**Entries from a page text dataset:**

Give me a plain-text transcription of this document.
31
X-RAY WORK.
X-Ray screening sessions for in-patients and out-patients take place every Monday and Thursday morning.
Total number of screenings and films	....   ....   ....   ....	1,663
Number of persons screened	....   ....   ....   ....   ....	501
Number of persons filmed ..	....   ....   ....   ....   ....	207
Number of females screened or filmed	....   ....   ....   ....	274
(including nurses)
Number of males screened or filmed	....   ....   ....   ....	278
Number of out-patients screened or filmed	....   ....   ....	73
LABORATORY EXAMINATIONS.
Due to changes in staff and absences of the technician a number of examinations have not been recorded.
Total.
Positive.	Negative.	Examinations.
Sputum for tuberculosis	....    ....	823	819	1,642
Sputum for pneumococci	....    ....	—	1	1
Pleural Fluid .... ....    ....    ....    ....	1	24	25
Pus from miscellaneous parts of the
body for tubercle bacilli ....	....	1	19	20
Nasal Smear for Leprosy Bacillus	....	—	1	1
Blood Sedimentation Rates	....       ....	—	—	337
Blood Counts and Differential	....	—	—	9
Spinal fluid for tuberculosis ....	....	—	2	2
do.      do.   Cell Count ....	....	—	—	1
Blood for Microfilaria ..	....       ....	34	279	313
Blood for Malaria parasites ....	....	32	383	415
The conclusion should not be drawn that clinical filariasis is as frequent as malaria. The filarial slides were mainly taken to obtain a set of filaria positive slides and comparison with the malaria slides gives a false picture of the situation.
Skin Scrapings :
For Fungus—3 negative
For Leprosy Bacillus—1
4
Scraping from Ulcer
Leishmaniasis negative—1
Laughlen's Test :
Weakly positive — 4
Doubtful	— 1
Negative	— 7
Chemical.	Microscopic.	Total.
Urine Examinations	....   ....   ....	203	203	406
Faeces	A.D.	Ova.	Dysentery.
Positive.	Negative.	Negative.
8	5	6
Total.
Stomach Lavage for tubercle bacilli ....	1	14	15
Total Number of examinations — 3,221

**What to work on:** Read the entries and select each line where the word "bacilli" is found.

**Output:**
body for tubercle bacilli ....	....	1	19	20
Stomach Lavage for tubercle bacilli ....	1	14	15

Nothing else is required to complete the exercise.